§ **The task**
Please list all lines of the material below in which the string "Through" occurs.

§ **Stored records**
§
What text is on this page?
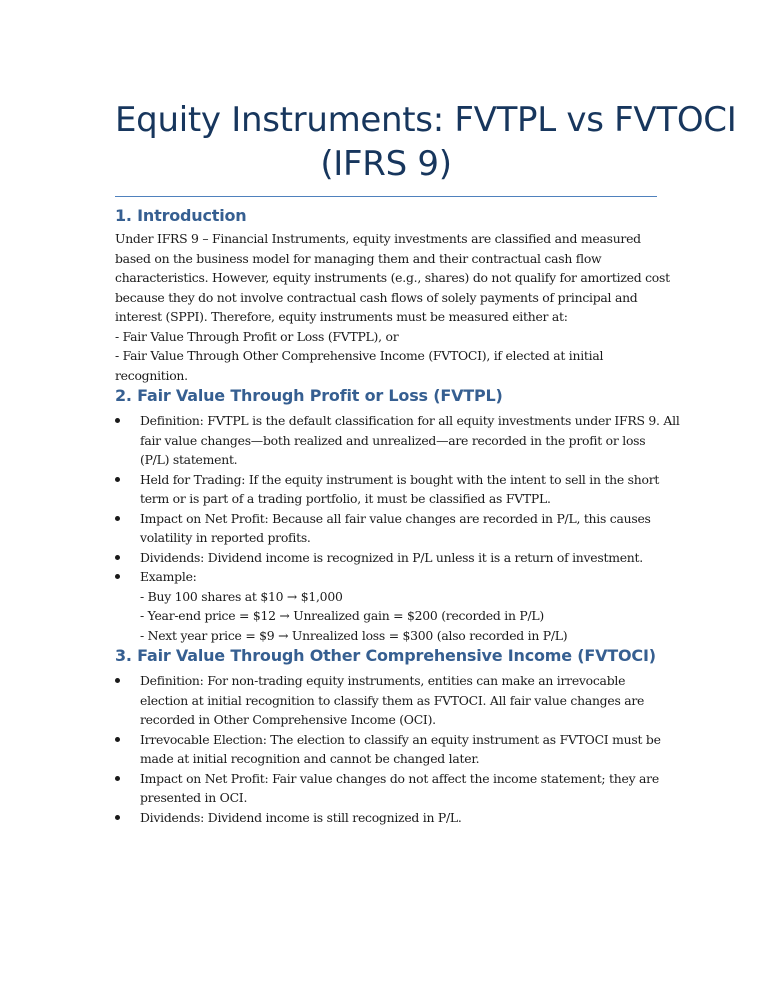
Equity Instruments: FVTPL vs FVTOCI
(IFRS 9)
1. Introduction

Under IFRS 9 – Financial Instruments, equity investments are classified and measured
based on the business model for managing them and their contractual cash flow
characteristics. However, equity instruments (e.g., shares) do not qualify for amortized cost
because they do not involve contractual cash flows of solely payments of principal and
interest (SPPI). Therefore, equity instruments must be measured either at:
- Fair Value Through Profit or Loss (FVTPL), or
- Fair Value Through Other Comprehensive Income (FVTOCI), if elected at initial
recognition.

2. Fair Value Through Profit or Loss (FVTPL)
Definition: FVTPL is the default classification for all equity investments under IFRS 9. All
fair value changes—both realized and unrealized—are recorded in the profit or loss
(P/L) statement.
Held for Trading: If the equity instrument is bought with the intent to sell in the short
term or is part of a trading portfolio, it must be classified as FVTPL.
Impact on Net Profit: Because all fair value changes are recorded in P/L, this causes
volatility in reported profits.
Dividends: Dividend income is recognized in P/L unless it is a return of investment.
Example:
- Buy 100 shares at $10 → $1,000
- Year-end price = $12 → Unrealized gain = $200 (recorded in P/L)
- Next year price = $9 → Unrealized loss = $300 (also recorded in P/L)
3. Fair Value Through Other Comprehensive Income (FVTOCI)
Definition: For non-trading equity instruments, entities can make an irrevocable
election at initial recognition to classify them as FVTOCI. All fair value changes are
recorded in Other Comprehensive Income (OCI).
Irrevocable Election: The election to classify an equity instrument as FVTOCI must be
made at initial recognition and cannot be changed later.
Impact on Net Profit: Fair value changes do not affect the income statement; they are
presented in OCI.
Dividends: Dividend income is still recognized in P/L.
§
§ **Exercise answer**
- Fair Value Through Profit or Loss (FVTPL), or
- Fair Value Through Other Comprehensive Income (FVTOCI), if elected at initial
2. Fair Value Through Profit or Loss (FVTPL)
3. Fair Value Through Other Comprehensive Income (FVTOCI)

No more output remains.